Dataset items
————————

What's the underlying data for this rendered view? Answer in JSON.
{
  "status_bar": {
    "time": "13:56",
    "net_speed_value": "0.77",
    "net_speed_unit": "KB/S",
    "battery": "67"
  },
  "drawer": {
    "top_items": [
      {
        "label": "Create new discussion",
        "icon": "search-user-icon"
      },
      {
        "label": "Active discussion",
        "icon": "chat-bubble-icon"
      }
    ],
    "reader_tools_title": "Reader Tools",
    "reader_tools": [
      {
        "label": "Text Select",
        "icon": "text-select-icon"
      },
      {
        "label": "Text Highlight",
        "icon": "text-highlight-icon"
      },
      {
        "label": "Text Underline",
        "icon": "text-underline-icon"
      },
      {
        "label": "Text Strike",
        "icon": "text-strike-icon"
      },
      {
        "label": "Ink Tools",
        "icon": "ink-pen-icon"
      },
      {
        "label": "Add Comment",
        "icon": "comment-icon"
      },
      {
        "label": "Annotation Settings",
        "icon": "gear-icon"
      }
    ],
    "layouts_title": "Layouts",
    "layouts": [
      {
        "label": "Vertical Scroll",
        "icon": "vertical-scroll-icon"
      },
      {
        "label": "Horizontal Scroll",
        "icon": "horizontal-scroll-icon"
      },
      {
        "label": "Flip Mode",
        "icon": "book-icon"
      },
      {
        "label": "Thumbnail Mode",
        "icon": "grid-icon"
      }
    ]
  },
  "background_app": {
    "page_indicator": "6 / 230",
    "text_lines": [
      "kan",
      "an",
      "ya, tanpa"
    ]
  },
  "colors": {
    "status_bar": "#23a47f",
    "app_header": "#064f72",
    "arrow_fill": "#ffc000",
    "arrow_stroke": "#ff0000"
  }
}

————————

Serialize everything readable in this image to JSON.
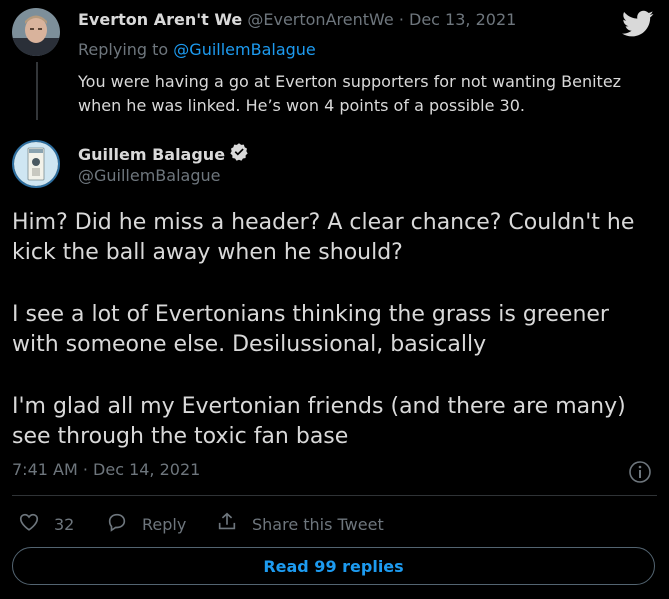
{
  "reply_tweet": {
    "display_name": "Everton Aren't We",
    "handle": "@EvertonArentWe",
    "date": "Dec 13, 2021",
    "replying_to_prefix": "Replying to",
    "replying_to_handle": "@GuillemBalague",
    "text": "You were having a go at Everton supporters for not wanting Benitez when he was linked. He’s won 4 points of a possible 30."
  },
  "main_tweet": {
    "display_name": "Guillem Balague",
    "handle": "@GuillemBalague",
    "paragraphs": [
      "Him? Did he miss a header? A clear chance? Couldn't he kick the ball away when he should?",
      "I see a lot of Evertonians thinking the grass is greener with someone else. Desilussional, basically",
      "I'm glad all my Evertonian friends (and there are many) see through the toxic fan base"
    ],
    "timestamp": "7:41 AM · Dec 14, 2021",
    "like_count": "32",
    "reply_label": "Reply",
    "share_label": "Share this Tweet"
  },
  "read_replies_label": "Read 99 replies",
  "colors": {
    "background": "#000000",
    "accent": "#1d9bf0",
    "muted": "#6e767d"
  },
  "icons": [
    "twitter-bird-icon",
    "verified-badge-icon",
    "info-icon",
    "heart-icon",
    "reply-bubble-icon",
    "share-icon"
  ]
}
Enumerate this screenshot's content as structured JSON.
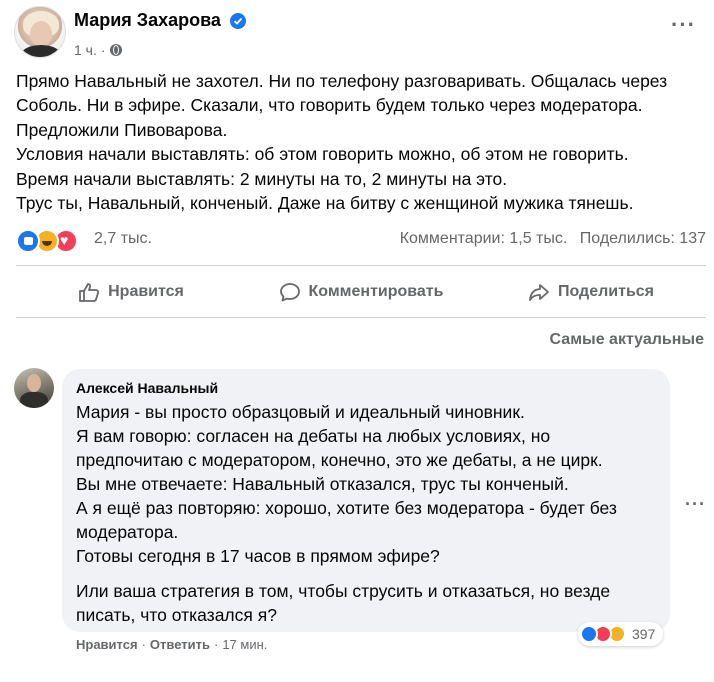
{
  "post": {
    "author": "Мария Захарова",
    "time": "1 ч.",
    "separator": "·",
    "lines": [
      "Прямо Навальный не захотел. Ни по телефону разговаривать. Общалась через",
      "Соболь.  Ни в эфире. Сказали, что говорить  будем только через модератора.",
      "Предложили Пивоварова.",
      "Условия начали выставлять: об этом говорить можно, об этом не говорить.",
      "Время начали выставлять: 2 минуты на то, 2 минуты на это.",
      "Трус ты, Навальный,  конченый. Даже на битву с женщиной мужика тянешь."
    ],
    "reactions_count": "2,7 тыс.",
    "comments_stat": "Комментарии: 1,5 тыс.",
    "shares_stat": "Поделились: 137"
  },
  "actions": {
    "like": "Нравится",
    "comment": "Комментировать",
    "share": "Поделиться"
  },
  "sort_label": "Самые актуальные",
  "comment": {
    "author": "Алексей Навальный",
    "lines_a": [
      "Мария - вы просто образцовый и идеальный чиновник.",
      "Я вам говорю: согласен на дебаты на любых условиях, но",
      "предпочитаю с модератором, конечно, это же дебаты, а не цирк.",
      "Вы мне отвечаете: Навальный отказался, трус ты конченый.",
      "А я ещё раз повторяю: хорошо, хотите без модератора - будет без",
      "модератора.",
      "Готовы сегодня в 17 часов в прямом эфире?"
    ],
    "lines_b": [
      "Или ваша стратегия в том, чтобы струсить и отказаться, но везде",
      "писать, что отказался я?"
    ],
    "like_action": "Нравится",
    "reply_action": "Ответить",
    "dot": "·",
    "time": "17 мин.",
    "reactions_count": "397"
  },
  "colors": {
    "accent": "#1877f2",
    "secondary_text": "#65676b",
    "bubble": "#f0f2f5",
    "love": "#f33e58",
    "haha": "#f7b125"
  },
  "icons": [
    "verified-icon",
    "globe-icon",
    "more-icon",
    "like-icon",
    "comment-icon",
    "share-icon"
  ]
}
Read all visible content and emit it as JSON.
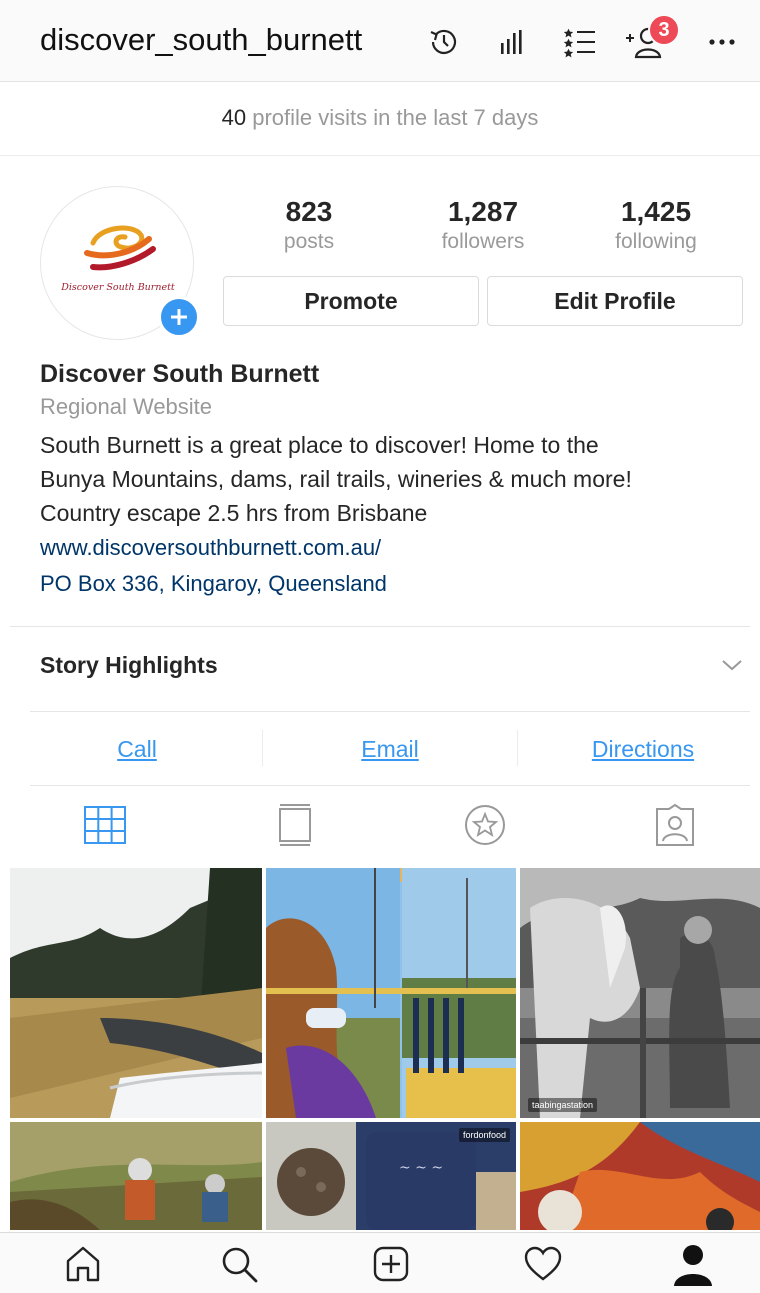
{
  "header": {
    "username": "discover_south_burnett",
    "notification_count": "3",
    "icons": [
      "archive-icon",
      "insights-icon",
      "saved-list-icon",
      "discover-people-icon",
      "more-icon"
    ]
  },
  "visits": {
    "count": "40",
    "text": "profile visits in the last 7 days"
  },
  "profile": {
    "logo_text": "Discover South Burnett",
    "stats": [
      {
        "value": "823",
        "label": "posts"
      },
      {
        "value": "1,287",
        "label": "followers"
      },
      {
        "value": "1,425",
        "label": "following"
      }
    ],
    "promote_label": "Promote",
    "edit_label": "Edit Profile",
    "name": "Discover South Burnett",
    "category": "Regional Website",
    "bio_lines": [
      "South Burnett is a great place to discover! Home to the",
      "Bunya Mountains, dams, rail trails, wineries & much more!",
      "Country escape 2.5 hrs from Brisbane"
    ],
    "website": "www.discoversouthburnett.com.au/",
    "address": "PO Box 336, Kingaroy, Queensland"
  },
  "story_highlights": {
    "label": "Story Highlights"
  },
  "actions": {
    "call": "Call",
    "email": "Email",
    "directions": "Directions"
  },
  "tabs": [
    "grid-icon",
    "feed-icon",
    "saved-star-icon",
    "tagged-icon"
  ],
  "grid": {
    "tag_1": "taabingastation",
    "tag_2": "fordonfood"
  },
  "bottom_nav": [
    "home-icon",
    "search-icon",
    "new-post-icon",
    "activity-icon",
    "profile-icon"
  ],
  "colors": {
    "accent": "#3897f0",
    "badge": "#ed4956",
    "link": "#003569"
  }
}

————————

Check each line of the records for the word "выставлять" and extract those that contain it.

• Full response:
      "Условия начали выставлять: об этом говорить можно, об этом не говорить.",
      "Время начали выставлять: 2 минуты на то, 2 минуты на это.",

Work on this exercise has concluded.